## Document

Lullaby for Anne-Sophie for violin and piano is a composition written by Witold Lutosławski in 1989. Unpublished during the composer’s life, the manuscript of the work was kept by the Sacher Foundation in Basel, Switzerland. This composition was a wedding gift from Lutosławski to German violin virtuoso, Anne-Sophie Mutter and—along with Łańcuch II (1985) and Partita (1988), two works for violin and orchestra—it represents his third opus connected to this prominent German artist.
According to Krzysztof Meyer, “… the barely 40-bar long piece is a work filled with beauty and refinement. One can detect [in the Lullaby for Anne-Sophie] all traits of Lutosławski’s late compositional style—a long melodic line, harmony that is built upon carefully wrought multi-pitch combinations and the irregular rhythm in the solo violin part. One also hears echoes of Lutosławski’s earlier compositions, like the monotonous, lullaby-like triplet motion in the piano part at the beginning of the work that recalls the opening song from the set of Five Songs to texts by Iłłakowiczówna.” This Lullaby was published on January 25, 2013 – the composer’s centenary.

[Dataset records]
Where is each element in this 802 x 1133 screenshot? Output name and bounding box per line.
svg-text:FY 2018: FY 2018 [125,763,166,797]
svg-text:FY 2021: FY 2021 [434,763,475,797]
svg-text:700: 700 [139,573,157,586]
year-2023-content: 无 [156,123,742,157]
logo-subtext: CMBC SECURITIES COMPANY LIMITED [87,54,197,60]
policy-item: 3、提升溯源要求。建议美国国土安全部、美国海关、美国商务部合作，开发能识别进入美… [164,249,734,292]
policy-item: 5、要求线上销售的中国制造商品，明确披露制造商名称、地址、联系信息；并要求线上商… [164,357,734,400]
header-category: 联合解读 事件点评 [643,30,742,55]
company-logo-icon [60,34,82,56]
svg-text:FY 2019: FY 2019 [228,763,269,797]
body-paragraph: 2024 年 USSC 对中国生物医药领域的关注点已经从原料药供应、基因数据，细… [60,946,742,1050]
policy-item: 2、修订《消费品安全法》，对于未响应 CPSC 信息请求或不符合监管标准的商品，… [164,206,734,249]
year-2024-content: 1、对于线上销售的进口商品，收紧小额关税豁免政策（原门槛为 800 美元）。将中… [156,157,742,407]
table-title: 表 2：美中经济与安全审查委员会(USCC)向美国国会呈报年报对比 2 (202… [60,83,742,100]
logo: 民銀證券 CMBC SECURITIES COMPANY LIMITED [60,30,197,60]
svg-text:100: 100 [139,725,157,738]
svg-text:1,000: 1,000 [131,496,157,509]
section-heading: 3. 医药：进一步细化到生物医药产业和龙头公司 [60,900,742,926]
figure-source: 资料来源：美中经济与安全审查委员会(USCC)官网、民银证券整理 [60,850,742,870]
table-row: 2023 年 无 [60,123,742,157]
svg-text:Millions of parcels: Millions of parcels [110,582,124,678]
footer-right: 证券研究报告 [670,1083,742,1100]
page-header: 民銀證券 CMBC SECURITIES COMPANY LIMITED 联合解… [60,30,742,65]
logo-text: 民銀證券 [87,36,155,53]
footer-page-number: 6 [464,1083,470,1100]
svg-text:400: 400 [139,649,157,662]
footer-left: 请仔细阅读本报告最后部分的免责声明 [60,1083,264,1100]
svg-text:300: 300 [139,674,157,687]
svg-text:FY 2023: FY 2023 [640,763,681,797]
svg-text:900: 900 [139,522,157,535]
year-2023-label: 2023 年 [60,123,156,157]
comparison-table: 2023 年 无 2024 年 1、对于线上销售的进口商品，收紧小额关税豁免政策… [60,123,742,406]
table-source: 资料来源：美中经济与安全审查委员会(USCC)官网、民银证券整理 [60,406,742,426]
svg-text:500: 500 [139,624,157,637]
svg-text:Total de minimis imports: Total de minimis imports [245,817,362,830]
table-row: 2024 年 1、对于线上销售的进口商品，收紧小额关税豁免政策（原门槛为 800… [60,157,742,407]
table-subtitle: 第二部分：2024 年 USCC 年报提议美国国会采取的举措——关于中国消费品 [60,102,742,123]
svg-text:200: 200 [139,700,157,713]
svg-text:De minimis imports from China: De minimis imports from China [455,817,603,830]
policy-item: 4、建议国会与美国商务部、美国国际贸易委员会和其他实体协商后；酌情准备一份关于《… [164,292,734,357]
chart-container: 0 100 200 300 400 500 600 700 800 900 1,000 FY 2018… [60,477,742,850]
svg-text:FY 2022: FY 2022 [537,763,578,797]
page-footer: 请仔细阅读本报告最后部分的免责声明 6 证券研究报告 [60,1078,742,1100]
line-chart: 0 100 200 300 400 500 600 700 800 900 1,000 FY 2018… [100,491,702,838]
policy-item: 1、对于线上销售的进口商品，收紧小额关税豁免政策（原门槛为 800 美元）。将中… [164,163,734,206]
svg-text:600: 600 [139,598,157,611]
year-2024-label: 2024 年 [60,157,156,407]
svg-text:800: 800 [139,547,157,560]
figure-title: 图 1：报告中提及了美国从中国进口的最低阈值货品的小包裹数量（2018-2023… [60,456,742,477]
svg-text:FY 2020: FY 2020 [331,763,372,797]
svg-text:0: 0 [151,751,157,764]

## Work to complete
1. From the passage about Lutosławski's Lullaby for Anne-Sophie, return the words starting with "Lullaby for Anne-Sophie for" and going on through "prominent German artist.".
2. In the dataset entries, take the lines from the first entry line through the line with "svg-text:FY 2019: FY 2019 [228,763,269,797]" and substitute "list-item" for each "policy-item", leaving everything else unchanged. Give back only those lines.

## Expected results
1.
Lullaby for Anne-Sophie for violin and piano is a composition written by Witold Lutosławski in 1989. Unpublished during the composer’s life, the manuscript of the work was kept by the Sacher Foundation in Basel, Switzerland. This composition was a wedding gift from Lutosławski to German violin virtuoso, Anne-Sophie Mutter and—along with Łańcuch II (1985) and Partita (1988), two works for violin and orchestra—it represents his third opus connected to this prominent German artist.

2.
Where is each element in this 802 x 1133 screenshot? Output name and bounding box per line.
svg-text:FY 2018: FY 2018 [125,763,166,797]
svg-text:FY 2021: FY 2021 [434,763,475,797]
svg-text:700: 700 [139,573,157,586]
year-2023-content: 无 [156,123,742,157]
logo-subtext: CMBC SECURITIES COMPANY LIMITED [87,54,197,60]
list-item: 3、提升溯源要求。建议美国国土安全部、美国海关、美国商务部合作，开发能识别进入美… [164,249,734,292]
list-item: 5、要求线上销售的中国制造商品，明确披露制造商名称、地址、联系信息；并要求线上商… [164,357,734,400]
header-category: 联合解读 事件点评 [643,30,742,55]
company-logo-icon [60,34,82,56]
svg-text:FY 2019: FY 2019 [228,763,269,797]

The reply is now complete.